■ ASSIGNED TASK ■
Reproduce the mailing list message below word for word, from its first line to its last.

■ SOURCE EXTRACT ■
[KLUG Members] I almost snorted coffee out my nostrils...

Adam Williams members@kalamazoolinux.org
Mon, 17 Nov 2003 09:50:50 -0500 (EST)


>> Someone ought to reply to Forbes' editors about this, with hard research...
>> any takers?
>> 							Regards,
>> 							---> RGB <---
>I have and if you are interested here is my reply

Let us know if you get any kind of response.  I'm not holding my breath, 
but it will be interesting.

>From: 	Mathew Enders <mathew.enders@prodigy.net>
>To: 	ldicarlo@forbes.net
>Cc: 	letters@forbes.net
>Subject: 	RE: Your propaganda piece
>Date: 	17 Nov 2003 09:18:01 -0500	
>Ms. DiCarlo 
>It is evident from the comments you make in your article 
>(Why You Won't Be Getting A Linux PC) that:  
>1)You have never run Linux for any period of time.  
>2)That you allow your local MS rep to write your material. 

Thats a little inflammatory.  Would have been preferable IMHO to be more 
smarmy.

>"We're not dismissing Linux PCs out of hand, but the integration
>[Microsoft] provides around the desktop is already there," says Bridget
>O'Connor, senior vice president of technology at Lehman Brothers (nyse:
>LEH - news  - people ). "The Office suite all works together. That's a
>whole set of engineering staff I don't have to have on Lehman's
>payroll."  

This was an interesting point at the Novell/SuSe/Ximian/IBM schtick last 
week.  They emphasised this - Standards and Integration - and why Open 
Source either can't or has a hard time delivering a enterprise worthy 
desktop.  And comparing M$-Windows UI to GNOME/KDE is apples & oranges.

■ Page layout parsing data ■

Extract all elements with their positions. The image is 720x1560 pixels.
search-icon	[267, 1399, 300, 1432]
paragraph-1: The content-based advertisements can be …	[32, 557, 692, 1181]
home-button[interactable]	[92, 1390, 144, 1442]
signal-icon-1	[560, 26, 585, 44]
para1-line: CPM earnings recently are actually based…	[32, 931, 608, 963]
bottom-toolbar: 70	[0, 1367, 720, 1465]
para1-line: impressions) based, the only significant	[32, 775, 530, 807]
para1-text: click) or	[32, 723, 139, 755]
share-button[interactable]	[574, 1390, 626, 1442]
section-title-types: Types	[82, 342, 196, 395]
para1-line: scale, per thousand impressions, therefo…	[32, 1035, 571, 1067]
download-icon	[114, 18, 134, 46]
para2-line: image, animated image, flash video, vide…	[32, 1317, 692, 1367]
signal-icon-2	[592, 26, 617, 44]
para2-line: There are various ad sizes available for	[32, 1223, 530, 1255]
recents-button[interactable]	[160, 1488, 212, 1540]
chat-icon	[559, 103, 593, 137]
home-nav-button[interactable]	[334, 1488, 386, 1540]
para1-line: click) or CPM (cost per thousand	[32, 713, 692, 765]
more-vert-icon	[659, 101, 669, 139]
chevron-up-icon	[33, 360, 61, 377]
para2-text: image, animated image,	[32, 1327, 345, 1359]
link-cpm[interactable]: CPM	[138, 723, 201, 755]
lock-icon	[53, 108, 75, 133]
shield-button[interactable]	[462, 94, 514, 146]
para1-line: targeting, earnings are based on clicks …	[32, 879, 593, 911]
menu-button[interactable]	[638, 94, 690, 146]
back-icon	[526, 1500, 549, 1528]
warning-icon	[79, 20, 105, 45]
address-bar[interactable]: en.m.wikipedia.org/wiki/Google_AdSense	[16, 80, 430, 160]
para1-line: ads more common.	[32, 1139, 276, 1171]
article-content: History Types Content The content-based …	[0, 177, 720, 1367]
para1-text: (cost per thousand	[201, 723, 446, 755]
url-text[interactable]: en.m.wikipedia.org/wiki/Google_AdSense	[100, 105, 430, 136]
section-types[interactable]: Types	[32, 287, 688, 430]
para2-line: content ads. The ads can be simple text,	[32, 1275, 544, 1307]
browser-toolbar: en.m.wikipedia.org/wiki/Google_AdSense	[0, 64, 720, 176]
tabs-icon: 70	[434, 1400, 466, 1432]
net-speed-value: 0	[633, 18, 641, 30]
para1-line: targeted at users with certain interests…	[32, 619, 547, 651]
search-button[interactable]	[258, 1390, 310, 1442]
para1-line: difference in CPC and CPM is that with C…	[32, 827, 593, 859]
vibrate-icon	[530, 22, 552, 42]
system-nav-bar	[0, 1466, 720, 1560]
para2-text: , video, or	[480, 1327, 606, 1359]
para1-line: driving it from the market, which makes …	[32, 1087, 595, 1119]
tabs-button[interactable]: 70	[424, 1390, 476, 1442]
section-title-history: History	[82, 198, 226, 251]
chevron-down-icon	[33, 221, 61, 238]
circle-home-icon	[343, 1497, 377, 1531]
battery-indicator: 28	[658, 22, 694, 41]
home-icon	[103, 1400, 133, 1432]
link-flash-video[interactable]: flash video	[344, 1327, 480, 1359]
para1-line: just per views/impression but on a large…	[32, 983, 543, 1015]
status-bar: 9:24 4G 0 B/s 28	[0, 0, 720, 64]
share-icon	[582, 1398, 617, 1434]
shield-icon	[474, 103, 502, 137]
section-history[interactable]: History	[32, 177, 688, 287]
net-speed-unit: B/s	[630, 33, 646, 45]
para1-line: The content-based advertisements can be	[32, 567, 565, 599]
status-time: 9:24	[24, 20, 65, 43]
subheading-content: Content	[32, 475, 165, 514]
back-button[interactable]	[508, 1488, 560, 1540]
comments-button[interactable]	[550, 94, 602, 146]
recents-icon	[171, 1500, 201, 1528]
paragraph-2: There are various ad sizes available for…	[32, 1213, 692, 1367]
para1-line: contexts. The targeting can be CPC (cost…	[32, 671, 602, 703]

■ RESULT FOR THIS TASK ■
[KLUG Members] I almost snorted coffee out my nostrils...

Adam Williams members@kalamazoolinux.org
Mon, 17 Nov 2003 09:50:50 -0500 (EST)


>> Someone ought to reply to Forbes' editors about this, with hard research...
>> any takers?
>> 							Regards,
>> 							---> RGB <---
>I have and if you are interested here is my reply

Let us know if you get any kind of response.  I'm not holding my breath, 
but it will be interesting.

>From: 	Mathew Enders <mathew.enders@prodigy.net>
>To: 	ldicarlo@forbes.net
>Cc: 	letters@forbes.net
>Subject: 	RE: Your propaganda piece
>Date: 	17 Nov 2003 09:18:01 -0500	
>Ms. DiCarlo 
>It is evident from the comments you make in your article 
>(Why You Won't Be Getting A Linux PC) that:  
>1)You have never run Linux for any period of time.  
>2)That you allow your local MS rep to write your material. 

Thats a little inflammatory.  Would have been preferable IMHO to be more 
smarmy.

>"We're not dismissing Linux PCs out of hand, but the integration
>[Microsoft] provides around the desktop is already there," says Bridget
>O'Connor, senior vice president of technology at Lehman Brothers (nyse:
>LEH - news  - people ). "The Office suite all works together. That's a
>whole set of engineering staff I don't have to have on Lehman's
>payroll."  

This was an interesting point at the Novell/SuSe/Ximian/IBM schtick last 
week.  They emphasised this - Standards and Integration - and why Open 
Source either can't or has a hard time delivering a enterprise worthy 
desktop.  And comparing M$-Windows UI to GNOME/KDE is apples & oranges.